Start of SUPPLIED MATERIAL

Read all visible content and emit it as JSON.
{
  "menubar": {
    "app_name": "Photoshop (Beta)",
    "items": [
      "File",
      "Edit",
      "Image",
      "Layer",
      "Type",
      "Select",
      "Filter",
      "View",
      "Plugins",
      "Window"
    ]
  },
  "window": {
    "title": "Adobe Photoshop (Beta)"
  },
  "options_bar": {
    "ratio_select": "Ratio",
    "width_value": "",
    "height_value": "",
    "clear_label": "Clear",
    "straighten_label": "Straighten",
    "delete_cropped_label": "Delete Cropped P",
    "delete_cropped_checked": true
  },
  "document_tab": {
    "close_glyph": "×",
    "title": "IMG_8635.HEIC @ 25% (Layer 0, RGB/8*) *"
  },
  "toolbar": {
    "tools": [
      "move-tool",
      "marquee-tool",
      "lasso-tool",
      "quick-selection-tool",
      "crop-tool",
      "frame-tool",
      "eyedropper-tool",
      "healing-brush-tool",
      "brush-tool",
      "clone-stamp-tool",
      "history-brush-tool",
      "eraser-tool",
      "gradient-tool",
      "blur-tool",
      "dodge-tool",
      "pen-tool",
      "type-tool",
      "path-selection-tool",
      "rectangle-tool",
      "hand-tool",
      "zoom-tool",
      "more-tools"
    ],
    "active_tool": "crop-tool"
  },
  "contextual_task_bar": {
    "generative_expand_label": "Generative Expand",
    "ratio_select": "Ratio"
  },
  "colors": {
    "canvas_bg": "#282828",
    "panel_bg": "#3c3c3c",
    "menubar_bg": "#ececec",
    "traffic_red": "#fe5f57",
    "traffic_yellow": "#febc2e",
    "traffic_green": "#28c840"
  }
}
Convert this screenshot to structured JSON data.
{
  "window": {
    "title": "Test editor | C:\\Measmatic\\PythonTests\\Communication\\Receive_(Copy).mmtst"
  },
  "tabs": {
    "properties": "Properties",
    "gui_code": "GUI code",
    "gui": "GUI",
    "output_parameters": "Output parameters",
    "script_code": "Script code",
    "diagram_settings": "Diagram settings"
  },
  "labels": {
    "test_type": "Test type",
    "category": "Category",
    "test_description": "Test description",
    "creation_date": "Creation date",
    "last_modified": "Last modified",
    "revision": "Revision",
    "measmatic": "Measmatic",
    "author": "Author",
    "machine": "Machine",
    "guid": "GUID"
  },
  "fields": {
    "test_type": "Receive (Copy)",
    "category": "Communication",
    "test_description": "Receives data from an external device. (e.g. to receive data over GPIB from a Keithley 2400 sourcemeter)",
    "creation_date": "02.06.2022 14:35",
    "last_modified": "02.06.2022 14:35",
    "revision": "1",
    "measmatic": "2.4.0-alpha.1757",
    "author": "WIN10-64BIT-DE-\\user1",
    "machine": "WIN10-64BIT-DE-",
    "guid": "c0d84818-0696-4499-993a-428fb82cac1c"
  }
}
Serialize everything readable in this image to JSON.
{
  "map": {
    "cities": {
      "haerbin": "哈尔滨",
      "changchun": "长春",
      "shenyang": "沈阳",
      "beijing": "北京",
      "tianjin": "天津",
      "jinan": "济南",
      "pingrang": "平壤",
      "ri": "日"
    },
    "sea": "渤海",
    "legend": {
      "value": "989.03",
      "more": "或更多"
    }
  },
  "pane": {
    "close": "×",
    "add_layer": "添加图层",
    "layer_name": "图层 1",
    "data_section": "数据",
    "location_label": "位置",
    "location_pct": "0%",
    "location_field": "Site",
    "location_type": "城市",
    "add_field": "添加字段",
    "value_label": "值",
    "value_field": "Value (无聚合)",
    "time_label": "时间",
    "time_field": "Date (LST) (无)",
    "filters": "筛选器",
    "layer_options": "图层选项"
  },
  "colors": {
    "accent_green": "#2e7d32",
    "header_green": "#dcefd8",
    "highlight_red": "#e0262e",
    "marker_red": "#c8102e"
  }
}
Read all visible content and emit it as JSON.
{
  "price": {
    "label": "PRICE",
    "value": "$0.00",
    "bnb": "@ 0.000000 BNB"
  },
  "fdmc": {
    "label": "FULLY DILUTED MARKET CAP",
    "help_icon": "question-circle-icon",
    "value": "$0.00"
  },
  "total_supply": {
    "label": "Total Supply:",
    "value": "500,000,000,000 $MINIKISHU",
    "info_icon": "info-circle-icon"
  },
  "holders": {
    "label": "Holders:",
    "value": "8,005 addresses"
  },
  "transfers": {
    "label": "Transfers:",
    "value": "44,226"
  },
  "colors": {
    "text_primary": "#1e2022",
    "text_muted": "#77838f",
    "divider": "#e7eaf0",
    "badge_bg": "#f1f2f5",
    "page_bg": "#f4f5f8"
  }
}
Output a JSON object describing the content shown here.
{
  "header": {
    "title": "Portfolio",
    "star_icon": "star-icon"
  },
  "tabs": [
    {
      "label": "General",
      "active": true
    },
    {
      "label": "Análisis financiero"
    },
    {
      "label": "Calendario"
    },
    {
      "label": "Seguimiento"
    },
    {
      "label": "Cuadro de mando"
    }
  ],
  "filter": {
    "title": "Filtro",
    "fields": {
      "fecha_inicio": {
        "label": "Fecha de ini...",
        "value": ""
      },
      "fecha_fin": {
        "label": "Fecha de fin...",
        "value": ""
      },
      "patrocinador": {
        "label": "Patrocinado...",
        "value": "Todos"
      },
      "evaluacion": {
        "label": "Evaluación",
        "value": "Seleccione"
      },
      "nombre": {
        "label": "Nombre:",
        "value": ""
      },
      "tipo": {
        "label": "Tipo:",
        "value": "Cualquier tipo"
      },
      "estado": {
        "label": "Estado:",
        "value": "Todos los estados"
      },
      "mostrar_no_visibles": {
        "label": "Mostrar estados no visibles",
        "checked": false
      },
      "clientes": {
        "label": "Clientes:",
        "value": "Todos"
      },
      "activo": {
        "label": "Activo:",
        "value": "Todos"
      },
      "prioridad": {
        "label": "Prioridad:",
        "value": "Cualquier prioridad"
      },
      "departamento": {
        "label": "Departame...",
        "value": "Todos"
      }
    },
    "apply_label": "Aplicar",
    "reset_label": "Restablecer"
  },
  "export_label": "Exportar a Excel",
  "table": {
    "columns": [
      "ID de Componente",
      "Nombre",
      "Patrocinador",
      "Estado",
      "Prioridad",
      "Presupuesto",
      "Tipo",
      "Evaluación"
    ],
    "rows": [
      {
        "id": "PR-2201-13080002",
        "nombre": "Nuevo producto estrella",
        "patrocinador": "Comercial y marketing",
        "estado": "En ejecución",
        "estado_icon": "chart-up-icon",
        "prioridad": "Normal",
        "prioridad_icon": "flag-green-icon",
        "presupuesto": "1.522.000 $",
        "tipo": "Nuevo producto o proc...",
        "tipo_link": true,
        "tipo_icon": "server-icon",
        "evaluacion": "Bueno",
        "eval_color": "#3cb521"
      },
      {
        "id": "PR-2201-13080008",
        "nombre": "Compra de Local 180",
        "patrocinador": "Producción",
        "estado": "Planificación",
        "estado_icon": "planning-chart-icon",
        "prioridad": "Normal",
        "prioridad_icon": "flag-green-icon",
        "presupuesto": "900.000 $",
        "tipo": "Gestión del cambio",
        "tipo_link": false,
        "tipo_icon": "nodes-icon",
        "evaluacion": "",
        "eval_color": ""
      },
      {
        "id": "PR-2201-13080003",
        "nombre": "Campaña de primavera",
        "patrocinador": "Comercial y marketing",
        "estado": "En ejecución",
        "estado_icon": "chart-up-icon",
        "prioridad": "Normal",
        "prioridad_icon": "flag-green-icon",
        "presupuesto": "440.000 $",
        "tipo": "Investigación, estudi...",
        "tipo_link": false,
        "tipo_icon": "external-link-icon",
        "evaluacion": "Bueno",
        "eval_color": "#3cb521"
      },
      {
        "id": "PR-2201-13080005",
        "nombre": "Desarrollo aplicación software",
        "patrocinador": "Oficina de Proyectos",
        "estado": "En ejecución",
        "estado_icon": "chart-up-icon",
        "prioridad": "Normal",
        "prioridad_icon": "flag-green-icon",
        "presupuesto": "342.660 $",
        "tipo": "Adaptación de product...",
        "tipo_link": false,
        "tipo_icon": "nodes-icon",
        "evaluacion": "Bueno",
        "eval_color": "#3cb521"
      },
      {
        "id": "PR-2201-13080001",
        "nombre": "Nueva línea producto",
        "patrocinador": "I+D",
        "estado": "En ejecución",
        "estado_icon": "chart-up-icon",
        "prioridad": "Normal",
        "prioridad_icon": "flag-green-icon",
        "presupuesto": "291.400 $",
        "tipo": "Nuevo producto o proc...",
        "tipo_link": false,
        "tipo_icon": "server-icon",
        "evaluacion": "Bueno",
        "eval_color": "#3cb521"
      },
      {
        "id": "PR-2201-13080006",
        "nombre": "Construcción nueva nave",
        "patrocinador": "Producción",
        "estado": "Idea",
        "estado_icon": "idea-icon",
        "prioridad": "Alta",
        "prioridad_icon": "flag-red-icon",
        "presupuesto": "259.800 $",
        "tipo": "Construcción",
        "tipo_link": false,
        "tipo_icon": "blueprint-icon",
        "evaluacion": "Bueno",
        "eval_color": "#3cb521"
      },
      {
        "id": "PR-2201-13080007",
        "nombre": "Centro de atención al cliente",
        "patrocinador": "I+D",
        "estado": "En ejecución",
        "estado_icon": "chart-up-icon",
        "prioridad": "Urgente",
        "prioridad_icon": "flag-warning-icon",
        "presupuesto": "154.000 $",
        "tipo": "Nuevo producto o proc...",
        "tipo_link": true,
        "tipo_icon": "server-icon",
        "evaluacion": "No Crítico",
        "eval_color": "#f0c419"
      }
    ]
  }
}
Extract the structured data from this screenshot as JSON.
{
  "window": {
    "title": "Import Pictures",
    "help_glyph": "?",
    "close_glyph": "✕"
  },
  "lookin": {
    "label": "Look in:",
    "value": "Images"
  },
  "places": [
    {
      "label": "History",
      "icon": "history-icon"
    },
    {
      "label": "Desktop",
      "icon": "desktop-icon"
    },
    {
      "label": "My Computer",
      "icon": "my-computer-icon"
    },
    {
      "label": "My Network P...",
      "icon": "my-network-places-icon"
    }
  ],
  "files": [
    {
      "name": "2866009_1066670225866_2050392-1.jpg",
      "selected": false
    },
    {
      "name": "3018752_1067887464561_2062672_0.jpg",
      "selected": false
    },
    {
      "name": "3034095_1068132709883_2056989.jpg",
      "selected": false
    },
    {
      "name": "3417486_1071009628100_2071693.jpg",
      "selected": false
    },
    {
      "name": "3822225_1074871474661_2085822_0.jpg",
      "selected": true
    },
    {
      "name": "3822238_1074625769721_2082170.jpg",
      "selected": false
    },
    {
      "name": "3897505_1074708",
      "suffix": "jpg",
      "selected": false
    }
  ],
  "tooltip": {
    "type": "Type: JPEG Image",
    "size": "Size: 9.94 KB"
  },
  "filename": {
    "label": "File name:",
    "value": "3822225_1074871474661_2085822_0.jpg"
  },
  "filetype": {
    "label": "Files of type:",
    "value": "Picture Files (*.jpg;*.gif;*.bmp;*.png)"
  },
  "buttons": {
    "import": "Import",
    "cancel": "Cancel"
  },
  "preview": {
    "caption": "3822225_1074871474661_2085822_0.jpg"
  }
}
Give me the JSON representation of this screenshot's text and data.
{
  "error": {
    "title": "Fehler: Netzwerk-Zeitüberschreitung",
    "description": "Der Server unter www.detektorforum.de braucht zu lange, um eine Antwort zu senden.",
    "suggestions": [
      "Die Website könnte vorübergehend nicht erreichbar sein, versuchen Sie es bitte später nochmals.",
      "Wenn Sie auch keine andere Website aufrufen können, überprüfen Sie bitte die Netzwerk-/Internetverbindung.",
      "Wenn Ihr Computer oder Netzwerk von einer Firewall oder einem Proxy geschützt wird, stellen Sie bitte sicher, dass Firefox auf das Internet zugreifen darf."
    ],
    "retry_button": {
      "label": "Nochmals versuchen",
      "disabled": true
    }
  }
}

End of SUPPLIED MATERIAL

PROBLEM TO WORK ON:
Which lines hold the string "machine"? Copy all of them from the data above.

RESPONSE TO THE TASK:
    "machine": "Machine",
    "machine": "WIN10-64BIT-DE-",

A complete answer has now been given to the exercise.